- _WORK TO DO_: Rewrite the listing below, putting "nav-item-resource" in place of every "sidebar-item-resource" and leaving everything else unchanged.

-- START OF LISTED ENTRIES --

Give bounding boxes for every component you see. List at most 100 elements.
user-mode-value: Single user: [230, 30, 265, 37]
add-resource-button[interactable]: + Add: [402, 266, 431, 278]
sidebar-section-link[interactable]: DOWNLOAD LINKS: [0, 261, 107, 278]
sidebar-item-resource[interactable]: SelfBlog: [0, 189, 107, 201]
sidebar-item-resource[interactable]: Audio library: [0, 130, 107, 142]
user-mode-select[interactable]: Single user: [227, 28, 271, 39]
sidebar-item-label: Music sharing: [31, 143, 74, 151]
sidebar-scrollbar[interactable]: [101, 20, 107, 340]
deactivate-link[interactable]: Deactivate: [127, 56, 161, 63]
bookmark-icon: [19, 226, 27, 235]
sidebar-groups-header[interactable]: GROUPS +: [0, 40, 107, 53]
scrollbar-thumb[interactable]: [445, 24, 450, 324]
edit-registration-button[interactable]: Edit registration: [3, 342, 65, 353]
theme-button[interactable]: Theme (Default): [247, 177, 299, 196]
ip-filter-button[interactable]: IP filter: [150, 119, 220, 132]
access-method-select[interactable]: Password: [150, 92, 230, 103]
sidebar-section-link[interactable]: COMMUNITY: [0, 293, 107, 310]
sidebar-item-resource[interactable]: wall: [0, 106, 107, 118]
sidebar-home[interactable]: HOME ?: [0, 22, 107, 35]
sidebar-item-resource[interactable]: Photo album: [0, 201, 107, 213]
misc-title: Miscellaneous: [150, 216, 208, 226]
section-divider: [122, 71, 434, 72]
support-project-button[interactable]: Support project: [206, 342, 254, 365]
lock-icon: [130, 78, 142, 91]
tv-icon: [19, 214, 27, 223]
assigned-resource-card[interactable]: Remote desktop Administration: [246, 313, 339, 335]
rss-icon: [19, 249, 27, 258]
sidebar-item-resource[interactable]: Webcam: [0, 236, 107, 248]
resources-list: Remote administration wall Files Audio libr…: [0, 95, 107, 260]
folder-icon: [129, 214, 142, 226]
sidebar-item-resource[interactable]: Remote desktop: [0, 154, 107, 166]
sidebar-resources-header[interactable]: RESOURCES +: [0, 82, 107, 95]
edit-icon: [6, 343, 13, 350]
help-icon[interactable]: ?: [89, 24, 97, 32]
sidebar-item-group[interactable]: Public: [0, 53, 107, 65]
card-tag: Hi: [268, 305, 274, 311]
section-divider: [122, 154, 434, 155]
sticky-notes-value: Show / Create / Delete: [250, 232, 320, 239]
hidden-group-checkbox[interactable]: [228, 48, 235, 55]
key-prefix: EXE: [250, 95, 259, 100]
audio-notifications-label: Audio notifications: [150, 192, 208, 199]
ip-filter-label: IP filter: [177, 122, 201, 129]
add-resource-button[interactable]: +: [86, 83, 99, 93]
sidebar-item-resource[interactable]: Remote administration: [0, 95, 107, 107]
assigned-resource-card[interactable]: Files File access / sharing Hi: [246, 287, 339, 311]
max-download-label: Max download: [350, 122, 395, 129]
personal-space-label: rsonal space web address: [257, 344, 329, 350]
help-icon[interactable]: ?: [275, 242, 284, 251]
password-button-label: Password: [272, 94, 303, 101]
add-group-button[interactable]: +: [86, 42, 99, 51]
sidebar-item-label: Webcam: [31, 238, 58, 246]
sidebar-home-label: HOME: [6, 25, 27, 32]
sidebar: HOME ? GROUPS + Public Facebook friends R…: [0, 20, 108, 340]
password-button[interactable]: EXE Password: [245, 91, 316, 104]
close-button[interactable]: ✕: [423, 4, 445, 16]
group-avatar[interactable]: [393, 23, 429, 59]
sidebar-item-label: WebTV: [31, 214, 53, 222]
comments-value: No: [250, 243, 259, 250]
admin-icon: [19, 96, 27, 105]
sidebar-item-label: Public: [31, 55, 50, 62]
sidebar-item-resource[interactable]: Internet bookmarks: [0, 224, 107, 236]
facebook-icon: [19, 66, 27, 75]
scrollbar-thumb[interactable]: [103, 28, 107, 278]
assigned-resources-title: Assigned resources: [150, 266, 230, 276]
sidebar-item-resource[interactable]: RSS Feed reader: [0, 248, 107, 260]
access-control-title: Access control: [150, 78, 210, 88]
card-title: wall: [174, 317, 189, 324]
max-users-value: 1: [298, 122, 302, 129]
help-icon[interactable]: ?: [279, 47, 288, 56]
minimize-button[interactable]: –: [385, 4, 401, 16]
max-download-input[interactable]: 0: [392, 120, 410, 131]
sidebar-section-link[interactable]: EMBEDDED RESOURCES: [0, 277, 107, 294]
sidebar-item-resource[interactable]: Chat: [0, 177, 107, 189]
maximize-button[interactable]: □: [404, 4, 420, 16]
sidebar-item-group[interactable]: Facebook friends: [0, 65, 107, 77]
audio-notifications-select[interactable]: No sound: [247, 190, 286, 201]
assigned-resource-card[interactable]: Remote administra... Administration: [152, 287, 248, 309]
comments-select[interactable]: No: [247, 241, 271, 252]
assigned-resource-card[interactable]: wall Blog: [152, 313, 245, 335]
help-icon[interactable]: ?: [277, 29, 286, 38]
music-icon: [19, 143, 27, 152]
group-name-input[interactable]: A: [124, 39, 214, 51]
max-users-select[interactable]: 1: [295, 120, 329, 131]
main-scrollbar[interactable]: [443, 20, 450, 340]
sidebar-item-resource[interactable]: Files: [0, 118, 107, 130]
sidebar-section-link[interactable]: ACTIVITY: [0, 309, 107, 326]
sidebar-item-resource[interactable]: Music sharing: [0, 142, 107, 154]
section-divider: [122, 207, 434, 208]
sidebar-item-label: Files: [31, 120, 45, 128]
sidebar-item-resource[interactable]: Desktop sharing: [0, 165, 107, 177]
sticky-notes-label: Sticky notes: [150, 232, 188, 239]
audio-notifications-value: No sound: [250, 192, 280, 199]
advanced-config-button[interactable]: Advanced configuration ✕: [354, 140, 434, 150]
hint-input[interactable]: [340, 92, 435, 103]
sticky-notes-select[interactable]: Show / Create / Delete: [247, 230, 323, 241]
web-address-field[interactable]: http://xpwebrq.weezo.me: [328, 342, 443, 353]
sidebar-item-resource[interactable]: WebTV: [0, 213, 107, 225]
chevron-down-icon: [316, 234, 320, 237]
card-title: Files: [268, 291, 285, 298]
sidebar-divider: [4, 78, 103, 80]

-- END OF LISTED ENTRIES --

- _EXERCISE OUTPUT_:
Give bounding boxes for every component you see. List at most 100 elements.
user-mode-value: Single user: [230, 30, 265, 37]
add-resource-button[interactable]: + Add: [402, 266, 431, 278]
sidebar-section-link[interactable]: DOWNLOAD LINKS: [0, 261, 107, 278]
nav-item-resource[interactable]: SelfBlog: [0, 189, 107, 201]
nav-item-resource[interactable]: Audio library: [0, 130, 107, 142]
user-mode-select[interactable]: Single user: [227, 28, 271, 39]
sidebar-item-label: Music sharing: [31, 143, 74, 151]
sidebar-scrollbar[interactable]: [101, 20, 107, 340]
deactivate-link[interactable]: Deactivate: [127, 56, 161, 63]
bookmark-icon: [19, 226, 27, 235]
sidebar-groups-header[interactable]: GROUPS +: [0, 40, 107, 53]
scrollbar-thumb[interactable]: [445, 24, 450, 324]
edit-registration-button[interactable]: Edit registration: [3, 342, 65, 353]
theme-button[interactable]: Theme (Default): [247, 177, 299, 196]
ip-filter-button[interactable]: IP filter: [150, 119, 220, 132]
access-method-select[interactable]: Password: [150, 92, 230, 103]
sidebar-section-link[interactable]: COMMUNITY: [0, 293, 107, 310]
nav-item-resource[interactable]: wall: [0, 106, 107, 118]
sidebar-home[interactable]: HOME ?: [0, 22, 107, 35]
nav-item-resource[interactable]: Photo album: [0, 201, 107, 213]
misc-title: Miscellaneous: [150, 216, 208, 226]
section-divider: [122, 71, 434, 72]
support-project-button[interactable]: Support project: [206, 342, 254, 365]
lock-icon: [130, 78, 142, 91]
tv-icon: [19, 214, 27, 223]
assigned-resource-card[interactable]: Remote desktop Administration: [246, 313, 339, 335]
rss-icon: [19, 249, 27, 258]
nav-item-resource[interactable]: Webcam: [0, 236, 107, 248]
resources-list: Remote administration wall Files Audio libr…: [0, 95, 107, 260]
folder-icon: [129, 214, 142, 226]
nav-item-resource[interactable]: Remote desktop: [0, 154, 107, 166]
sidebar-resources-header[interactable]: RESOURCES +: [0, 82, 107, 95]
edit-icon: [6, 343, 13, 350]
help-icon[interactable]: ?: [89, 24, 97, 32]
sidebar-item-group[interactable]: Public: [0, 53, 107, 65]
card-tag: Hi: [268, 305, 274, 311]
section-divider: [122, 154, 434, 155]
sticky-notes-value: Show / Create / Delete: [250, 232, 320, 239]
hidden-group-checkbox[interactable]: [228, 48, 235, 55]
key-prefix: EXE: [250, 95, 259, 100]
audio-notifications-label: Audio notifications: [150, 192, 208, 199]
ip-filter-label: IP filter: [177, 122, 201, 129]
add-resource-button[interactable]: +: [86, 83, 99, 93]
nav-item-resource[interactable]: Remote administration: [0, 95, 107, 107]
assigned-resource-card[interactable]: Files File access / sharing Hi: [246, 287, 339, 311]
max-download-label: Max download: [350, 122, 395, 129]
personal-space-label: rsonal space web address: [257, 344, 329, 350]
help-icon[interactable]: ?: [275, 242, 284, 251]
password-button-label: Password: [272, 94, 303, 101]
add-group-button[interactable]: +: [86, 42, 99, 51]
sidebar-item-label: Webcam: [31, 238, 58, 246]
sidebar-home-label: HOME: [6, 25, 27, 32]
sidebar: HOME ? GROUPS + Public Facebook friends R…: [0, 20, 108, 340]
password-button[interactable]: EXE Password: [245, 91, 316, 104]
close-button[interactable]: ✕: [423, 4, 445, 16]
group-avatar[interactable]: [393, 23, 429, 59]
sidebar-item-label: WebTV: [31, 214, 53, 222]
comments-value: No: [250, 243, 259, 250]
admin-icon: [19, 96, 27, 105]
sidebar-item-label: Public: [31, 55, 50, 62]
nav-item-resource[interactable]: Internet bookmarks: [0, 224, 107, 236]
facebook-icon: [19, 66, 27, 75]
scrollbar-thumb[interactable]: [103, 28, 107, 278]
assigned-resources-title: Assigned resources: [150, 266, 230, 276]
nav-item-resource[interactable]: RSS Feed reader: [0, 248, 107, 260]
access-control-title: Access control: [150, 78, 210, 88]
card-title: wall: [174, 317, 189, 324]
max-users-value: 1: [298, 122, 302, 129]
help-icon[interactable]: ?: [279, 47, 288, 56]
minimize-button[interactable]: –: [385, 4, 401, 16]
max-download-input[interactable]: 0: [392, 120, 410, 131]
sidebar-section-link[interactable]: EMBEDDED RESOURCES: [0, 277, 107, 294]
nav-item-resource[interactable]: Chat: [0, 177, 107, 189]
maximize-button[interactable]: □: [404, 4, 420, 16]
sidebar-item-group[interactable]: Facebook friends: [0, 65, 107, 77]
audio-notifications-select[interactable]: No sound: [247, 190, 286, 201]
assigned-resource-card[interactable]: Remote administra... Administration: [152, 287, 248, 309]
comments-select[interactable]: No: [247, 241, 271, 252]
assigned-resource-card[interactable]: wall Blog: [152, 313, 245, 335]
help-icon[interactable]: ?: [277, 29, 286, 38]
music-icon: [19, 143, 27, 152]
group-name-input[interactable]: A: [124, 39, 214, 51]
max-users-select[interactable]: 1: [295, 120, 329, 131]
main-scrollbar[interactable]: [443, 20, 450, 340]
nav-item-resource[interactable]: Files: [0, 118, 107, 130]
sidebar-section-link[interactable]: ACTIVITY: [0, 309, 107, 326]
nav-item-resource[interactable]: Music sharing: [0, 142, 107, 154]
section-divider: [122, 207, 434, 208]
sidebar-item-label: Files: [31, 120, 45, 128]
nav-item-resource[interactable]: Desktop sharing: [0, 165, 107, 177]
sticky-notes-label: Sticky notes: [150, 232, 188, 239]
audio-notifications-value: No sound: [250, 192, 280, 199]
advanced-config-button[interactable]: Advanced configuration ✕: [354, 140, 434, 150]
hint-input[interactable]: [340, 92, 435, 103]
sticky-notes-select[interactable]: Show / Create / Delete: [247, 230, 323, 241]
web-address-field[interactable]: http://xpwebrq.weezo.me: [328, 342, 443, 353]
nav-item-resource[interactable]: WebTV: [0, 213, 107, 225]
chevron-down-icon: [316, 234, 320, 237]
card-title: Files: [268, 291, 285, 298]
sidebar-divider: [4, 78, 103, 80]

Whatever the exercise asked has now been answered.